* BEGIN *

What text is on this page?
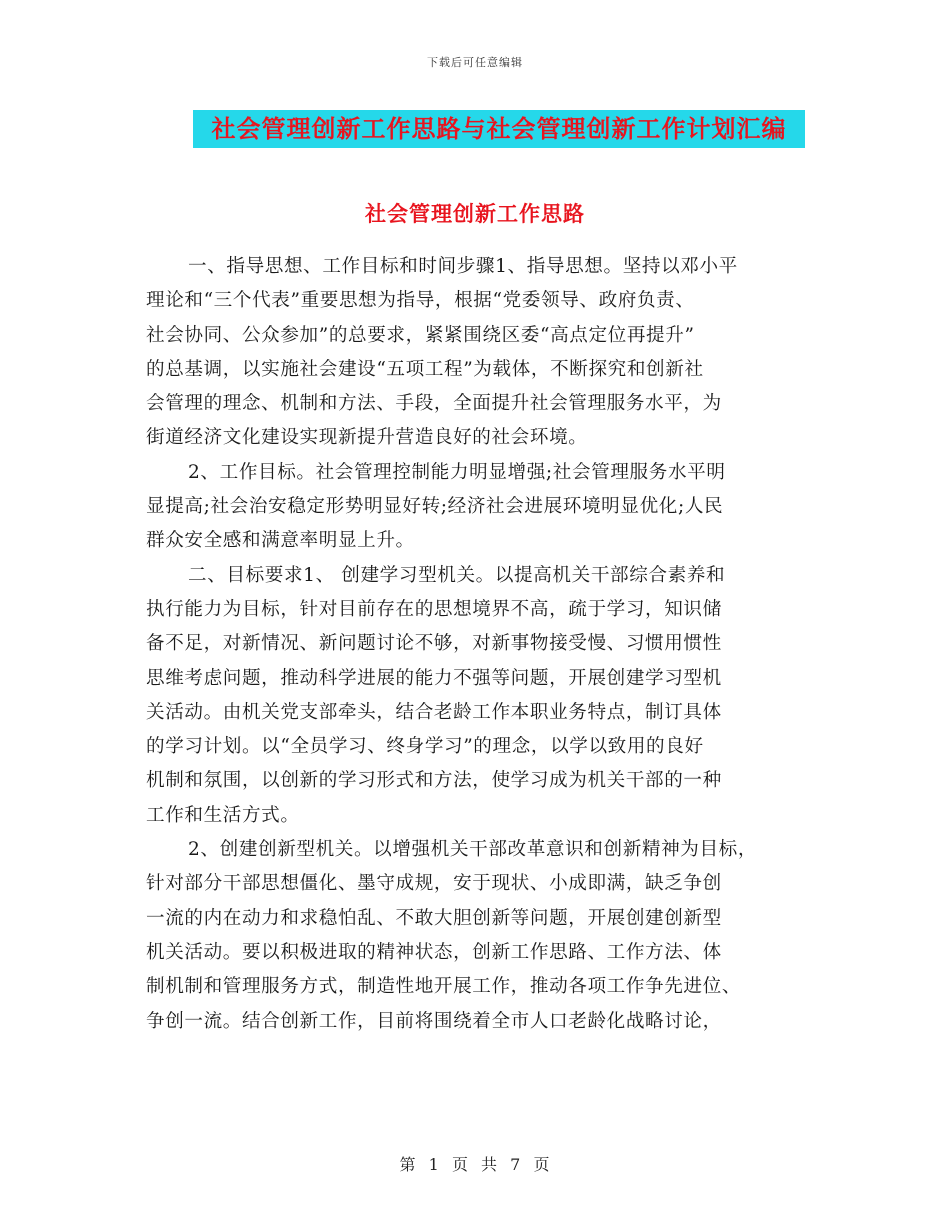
下载后可任意编辑
社会管理创新工作思路与社会管理创新工作计划汇编
社会管理创新工作思路
一、指导思想、工作目标和时间步骤1、指导思想。坚持以邓小平
理论和“三个代表”重要思想为指导，根据“党委领导、政府负责、
社会协同、公众参加”的总要求，紧紧围绕区委“高点定位再提升”
的总基调，以实施社会建设“五项工程”为载体，不断探究和创新社
会管理的理念、机制和方法、手段，全面提升社会管理服务水平，为
街道经济文化建设实现新提升营造良好的社会环境。
2、工作目标。社会管理控制能力明显增强;社会管理服务水平明
显提高;社会治安稳定形势明显好转;经济社会进展环境明显优化;人民
群众安全感和满意率明显上升。
二、目标要求1、 创建学习型机关。以提高机关干部综合素养和
执行能力为目标，针对目前存在的思想境界不高，疏于学习，知识储
备不足，对新情况、新问题讨论不够，对新事物接受慢、习惯用惯性
思维考虑问题，推动科学进展的能力不强等问题，开展创建学习型机
关活动。由机关党支部牵头，结合老龄工作本职业务特点，制订具体
的学习计划。以“全员学习、终身学习”的理念，以学以致用的良好
机制和氛围，以创新的学习形式和方法，使学习成为机关干部的一种
工作和生活方式。
2、创建创新型机关。以增强机关干部改革意识和创新精神为目标，
针对部分干部思想僵化、墨守成规，安于现状、小成即满，缺乏争创
一流的内在动力和求稳怕乱、不敢大胆创新等问题，开展创建创新型
机关活动。要以积极进取的精神状态，创新工作思路、工作方法、体
制机制和管理服务方式，制造性地开展工作，推动各项工作争先进位、
争创一流。结合创新工作，目前将围绕着全市人口老龄化战略讨论，
第 1 页 共 7 页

* END *

**Aim**
Repeat all of the data above word for word, minus the pictures.

**Task solution**
What text is on this page?
下载后可任意编辑
社会管理创新工作思路与社会管理创新工作计划汇编
社会管理创新工作思路
一、指导思想、工作目标和时间步骤1、指导思想。坚持以邓小平
理论和“三个代表”重要思想为指导，根据“党委领导、政府负责、
社会协同、公众参加”的总要求，紧紧围绕区委“高点定位再提升”
的总基调，以实施社会建设“五项工程”为载体，不断探究和创新社
会管理的理念、机制和方法、手段，全面提升社会管理服务水平，为
街道经济文化建设实现新提升营造良好的社会环境。
2、工作目标。社会管理控制能力明显增强;社会管理服务水平明
显提高;社会治安稳定形势明显好转;经济社会进展环境明显优化;人民
群众安全感和满意率明显上升。
二、目标要求1、 创建学习型机关。以提高机关干部综合素养和
执行能力为目标，针对目前存在的思想境界不高，疏于学习，知识储
备不足，对新情况、新问题讨论不够，对新事物接受慢、习惯用惯性
思维考虑问题，推动科学进展的能力不强等问题，开展创建学习型机
关活动。由机关党支部牵头，结合老龄工作本职业务特点，制订具体
的学习计划。以“全员学习、终身学习”的理念，以学以致用的良好
机制和氛围，以创新的学习形式和方法，使学习成为机关干部的一种
工作和生活方式。
2、创建创新型机关。以增强机关干部改革意识和创新精神为目标，
针对部分干部思想僵化、墨守成规，安于现状、小成即满，缺乏争创
一流的内在动力和求稳怕乱、不敢大胆创新等问题，开展创建创新型
机关活动。要以积极进取的精神状态，创新工作思路、工作方法、体
制机制和管理服务方式，制造性地开展工作，推动各项工作争先进位、
争创一流。结合创新工作，目前将围绕着全市人口老龄化战略讨论，
第 1 页 共 7 页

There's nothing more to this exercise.